Figure record listings
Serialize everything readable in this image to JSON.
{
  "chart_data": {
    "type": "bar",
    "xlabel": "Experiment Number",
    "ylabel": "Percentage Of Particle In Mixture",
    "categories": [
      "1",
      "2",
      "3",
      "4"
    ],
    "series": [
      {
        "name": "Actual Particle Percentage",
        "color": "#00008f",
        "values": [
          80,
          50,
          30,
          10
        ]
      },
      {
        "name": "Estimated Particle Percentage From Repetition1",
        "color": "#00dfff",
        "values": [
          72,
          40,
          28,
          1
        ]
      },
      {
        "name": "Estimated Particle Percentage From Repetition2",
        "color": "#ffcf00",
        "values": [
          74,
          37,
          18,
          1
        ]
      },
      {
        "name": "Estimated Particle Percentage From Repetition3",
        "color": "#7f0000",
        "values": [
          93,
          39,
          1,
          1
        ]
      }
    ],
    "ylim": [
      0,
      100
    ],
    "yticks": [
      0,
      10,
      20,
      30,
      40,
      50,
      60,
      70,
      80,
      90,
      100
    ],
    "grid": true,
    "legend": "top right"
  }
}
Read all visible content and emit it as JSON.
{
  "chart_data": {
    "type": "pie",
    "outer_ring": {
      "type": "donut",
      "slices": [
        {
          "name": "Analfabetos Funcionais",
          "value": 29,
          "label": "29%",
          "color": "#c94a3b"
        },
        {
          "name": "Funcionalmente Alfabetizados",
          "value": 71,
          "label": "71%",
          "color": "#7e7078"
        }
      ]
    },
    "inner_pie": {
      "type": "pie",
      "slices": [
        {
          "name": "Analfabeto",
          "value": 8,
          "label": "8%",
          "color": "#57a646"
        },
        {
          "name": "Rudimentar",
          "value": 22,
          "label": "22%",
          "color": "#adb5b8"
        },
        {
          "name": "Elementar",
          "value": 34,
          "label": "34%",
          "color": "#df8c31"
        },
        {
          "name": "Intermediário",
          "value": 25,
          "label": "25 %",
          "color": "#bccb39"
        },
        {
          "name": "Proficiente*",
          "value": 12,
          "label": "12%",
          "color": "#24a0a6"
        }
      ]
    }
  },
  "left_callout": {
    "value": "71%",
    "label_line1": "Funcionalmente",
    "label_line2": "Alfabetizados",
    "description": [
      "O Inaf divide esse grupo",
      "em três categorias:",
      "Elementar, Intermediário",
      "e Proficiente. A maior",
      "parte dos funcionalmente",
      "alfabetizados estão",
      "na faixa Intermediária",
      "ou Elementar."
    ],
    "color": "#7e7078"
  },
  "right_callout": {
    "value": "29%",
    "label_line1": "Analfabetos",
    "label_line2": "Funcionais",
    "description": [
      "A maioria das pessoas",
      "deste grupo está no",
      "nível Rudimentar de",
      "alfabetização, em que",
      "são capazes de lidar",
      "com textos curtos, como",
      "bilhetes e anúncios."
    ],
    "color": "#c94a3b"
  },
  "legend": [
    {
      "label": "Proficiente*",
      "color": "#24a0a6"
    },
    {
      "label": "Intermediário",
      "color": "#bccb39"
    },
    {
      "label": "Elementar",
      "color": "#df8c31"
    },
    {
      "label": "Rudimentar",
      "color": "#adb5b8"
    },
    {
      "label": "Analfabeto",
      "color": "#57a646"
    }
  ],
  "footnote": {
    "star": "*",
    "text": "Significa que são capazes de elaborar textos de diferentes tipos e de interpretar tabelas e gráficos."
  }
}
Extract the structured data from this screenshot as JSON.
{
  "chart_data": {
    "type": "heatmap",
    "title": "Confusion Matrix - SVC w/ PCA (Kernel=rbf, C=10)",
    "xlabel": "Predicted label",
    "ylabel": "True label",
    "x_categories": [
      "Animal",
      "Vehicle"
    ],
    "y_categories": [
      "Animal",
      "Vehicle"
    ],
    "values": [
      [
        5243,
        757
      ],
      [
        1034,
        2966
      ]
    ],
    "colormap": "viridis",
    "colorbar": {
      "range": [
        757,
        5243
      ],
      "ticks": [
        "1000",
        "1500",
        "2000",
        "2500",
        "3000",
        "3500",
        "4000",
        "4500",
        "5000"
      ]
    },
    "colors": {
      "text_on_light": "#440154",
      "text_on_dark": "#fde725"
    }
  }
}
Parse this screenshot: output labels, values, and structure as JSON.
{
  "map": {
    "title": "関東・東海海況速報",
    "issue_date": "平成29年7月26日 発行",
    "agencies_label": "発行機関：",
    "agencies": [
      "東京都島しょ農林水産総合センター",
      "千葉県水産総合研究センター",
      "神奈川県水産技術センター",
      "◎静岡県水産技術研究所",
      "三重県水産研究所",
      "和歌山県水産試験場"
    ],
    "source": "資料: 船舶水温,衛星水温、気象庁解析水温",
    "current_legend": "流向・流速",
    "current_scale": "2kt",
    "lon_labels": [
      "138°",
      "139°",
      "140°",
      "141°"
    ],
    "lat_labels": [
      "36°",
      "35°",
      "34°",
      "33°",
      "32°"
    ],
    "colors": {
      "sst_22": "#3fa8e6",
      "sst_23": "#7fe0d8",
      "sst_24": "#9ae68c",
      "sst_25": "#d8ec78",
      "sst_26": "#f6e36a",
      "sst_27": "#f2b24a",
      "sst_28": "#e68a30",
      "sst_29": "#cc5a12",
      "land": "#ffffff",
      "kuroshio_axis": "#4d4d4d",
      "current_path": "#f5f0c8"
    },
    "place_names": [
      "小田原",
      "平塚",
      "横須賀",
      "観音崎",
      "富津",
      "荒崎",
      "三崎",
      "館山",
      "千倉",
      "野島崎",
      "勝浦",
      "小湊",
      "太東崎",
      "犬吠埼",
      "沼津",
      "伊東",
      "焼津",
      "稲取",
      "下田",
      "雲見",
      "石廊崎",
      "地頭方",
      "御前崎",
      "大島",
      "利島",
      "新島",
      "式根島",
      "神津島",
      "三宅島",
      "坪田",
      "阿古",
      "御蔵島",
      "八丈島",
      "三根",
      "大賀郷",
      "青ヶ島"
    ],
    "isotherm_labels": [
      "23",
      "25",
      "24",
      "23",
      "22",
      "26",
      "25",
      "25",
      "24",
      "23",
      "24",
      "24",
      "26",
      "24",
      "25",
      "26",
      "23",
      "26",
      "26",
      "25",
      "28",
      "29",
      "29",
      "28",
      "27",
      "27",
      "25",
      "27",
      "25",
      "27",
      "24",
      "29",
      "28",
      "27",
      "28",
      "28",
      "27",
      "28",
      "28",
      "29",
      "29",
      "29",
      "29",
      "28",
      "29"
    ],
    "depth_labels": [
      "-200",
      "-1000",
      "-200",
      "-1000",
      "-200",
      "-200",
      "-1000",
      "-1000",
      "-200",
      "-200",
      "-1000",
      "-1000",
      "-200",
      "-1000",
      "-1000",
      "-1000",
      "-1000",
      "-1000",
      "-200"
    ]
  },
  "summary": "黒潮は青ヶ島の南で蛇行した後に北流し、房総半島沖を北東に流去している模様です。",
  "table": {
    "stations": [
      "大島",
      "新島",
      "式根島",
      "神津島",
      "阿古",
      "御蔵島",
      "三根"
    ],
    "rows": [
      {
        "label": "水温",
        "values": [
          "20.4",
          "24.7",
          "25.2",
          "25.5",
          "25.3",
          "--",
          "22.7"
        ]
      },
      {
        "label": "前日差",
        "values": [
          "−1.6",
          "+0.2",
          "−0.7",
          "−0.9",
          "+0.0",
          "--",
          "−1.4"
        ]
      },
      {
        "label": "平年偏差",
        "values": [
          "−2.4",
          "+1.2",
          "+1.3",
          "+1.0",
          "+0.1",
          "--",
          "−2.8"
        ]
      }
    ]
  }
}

■ **Task goal**: Check each line of the entries above for the word "Proficiente". List the ones that have it.

■ **Result below**:
          "name": "Proficiente*",
      "e Proficiente. A maior",
      "label": "Proficiente*",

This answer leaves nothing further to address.